> TASK INSTRUCTIONS
In the entries below, count the lines holding "JSON". Reply with the number only.

> DATA SUPPLIED
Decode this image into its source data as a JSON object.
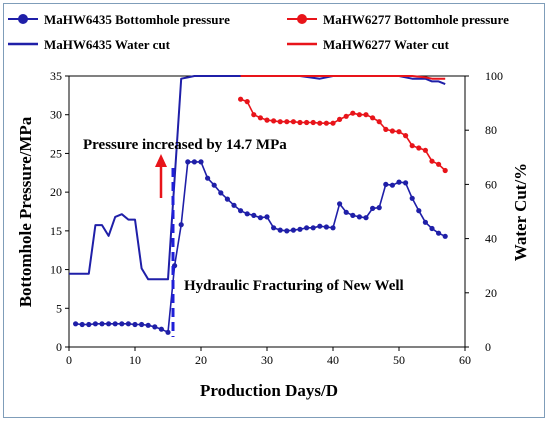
{
  "chart_data": {
    "type": "line",
    "xlabel": "Production Days/D",
    "ylabel": "Bottomhole Pressure/MPa",
    "y2label": "Water Cut/%",
    "xlim": [
      0,
      60
    ],
    "ylim": [
      0,
      35
    ],
    "y2lim": [
      0,
      100
    ],
    "x_ticks": [
      "0",
      "10",
      "20",
      "30",
      "40",
      "50",
      "60"
    ],
    "y_ticks": [
      "0",
      "5",
      "10",
      "15",
      "20",
      "25",
      "30",
      "35"
    ],
    "y2_ticks": [
      "0",
      "20",
      "40",
      "60",
      "80",
      "100"
    ],
    "grid": false,
    "legend_placement": "top",
    "annotations": {
      "pressure_increase": "Pressure increased by 14.7 MPa",
      "fracturing": "Hydraulic Fracturing of New Well"
    },
    "series": [
      {
        "name": "MaHW6435  Bottomhole pressure",
        "axis": "left",
        "color": "#1f1fa8",
        "marker": "circle",
        "x": [
          1,
          2,
          3,
          4,
          5,
          6,
          7,
          8,
          9,
          10,
          11,
          12,
          13,
          14,
          15,
          16,
          17,
          18,
          19,
          20,
          21,
          22,
          23,
          24,
          25,
          26,
          27,
          28,
          29,
          30,
          31,
          32,
          33,
          34,
          35,
          36,
          37,
          38,
          39,
          40,
          41,
          42,
          43,
          44,
          45,
          46,
          47,
          48,
          49,
          50,
          51,
          52,
          53,
          54,
          55,
          56,
          57
        ],
        "y": [
          3.0,
          2.9,
          2.9,
          3.0,
          3.0,
          3.0,
          3.0,
          3.0,
          3.0,
          2.9,
          2.9,
          2.8,
          2.6,
          2.3,
          1.9,
          10.5,
          15.8,
          23.9,
          23.9,
          23.9,
          21.8,
          20.9,
          19.9,
          19.1,
          18.3,
          17.6,
          17.2,
          17.0,
          16.7,
          16.8,
          15.4,
          15.1,
          15.0,
          15.1,
          15.2,
          15.4,
          15.4,
          15.6,
          15.5,
          15.4,
          18.5,
          17.4,
          17.0,
          16.8,
          16.7,
          17.9,
          18.0,
          21.0,
          20.9,
          21.3,
          21.2,
          19.2,
          17.6,
          16.1,
          15.3,
          14.7,
          14.3
        ]
      },
      {
        "name": "MaHW6435  Water cut",
        "axis": "right",
        "color": "#1f1fa8",
        "marker": "none",
        "x": [
          0,
          1,
          2,
          3,
          4,
          5,
          6,
          7,
          8,
          9,
          10,
          11,
          12,
          13,
          14,
          15,
          17,
          18,
          19,
          20,
          25,
          30,
          35,
          38,
          40,
          45,
          50,
          52,
          54,
          55,
          56,
          57
        ],
        "y": [
          27,
          27,
          27,
          27,
          45,
          45,
          41,
          48,
          49,
          47,
          47,
          29,
          25,
          25,
          25,
          25,
          99,
          99.5,
          100,
          100,
          100,
          100,
          100,
          99,
          100,
          100,
          100,
          99,
          99,
          98,
          98,
          97
        ]
      },
      {
        "name": "MaHW6277  Bottomhole pressure",
        "axis": "left",
        "color": "#e8141a",
        "marker": "circle",
        "x": [
          26,
          27,
          28,
          29,
          30,
          31,
          32,
          33,
          34,
          35,
          36,
          37,
          38,
          39,
          40,
          41,
          42,
          43,
          44,
          45,
          46,
          47,
          48,
          49,
          50,
          51,
          52,
          53,
          54,
          55,
          56,
          57
        ],
        "y": [
          32.0,
          31.7,
          30.0,
          29.6,
          29.3,
          29.2,
          29.1,
          29.1,
          29.1,
          29.0,
          29.0,
          29.0,
          28.9,
          28.9,
          28.9,
          29.4,
          29.8,
          30.2,
          30.0,
          30.0,
          29.6,
          29.1,
          28.1,
          27.9,
          27.8,
          27.3,
          26.0,
          25.7,
          25.4,
          24.0,
          23.6,
          22.8
        ]
      },
      {
        "name": "MaHW6277  Water cut",
        "axis": "right",
        "color": "#e8141a",
        "marker": "none",
        "x": [
          26,
          30,
          35,
          40,
          45,
          50,
          52,
          54,
          55,
          56,
          57
        ],
        "y": [
          100,
          100,
          100,
          100,
          100,
          100,
          100,
          99.5,
          99,
          99,
          99
        ]
      }
    ]
  }
}
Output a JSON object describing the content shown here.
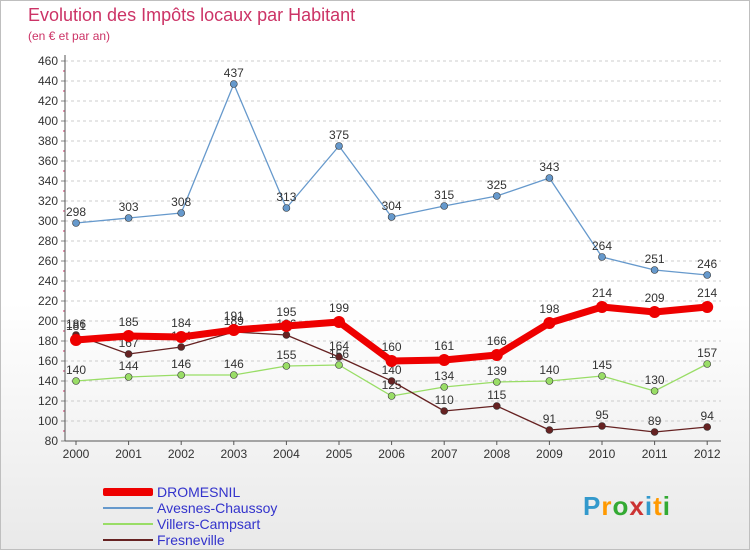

> RESULT OF THE EXERCISE
2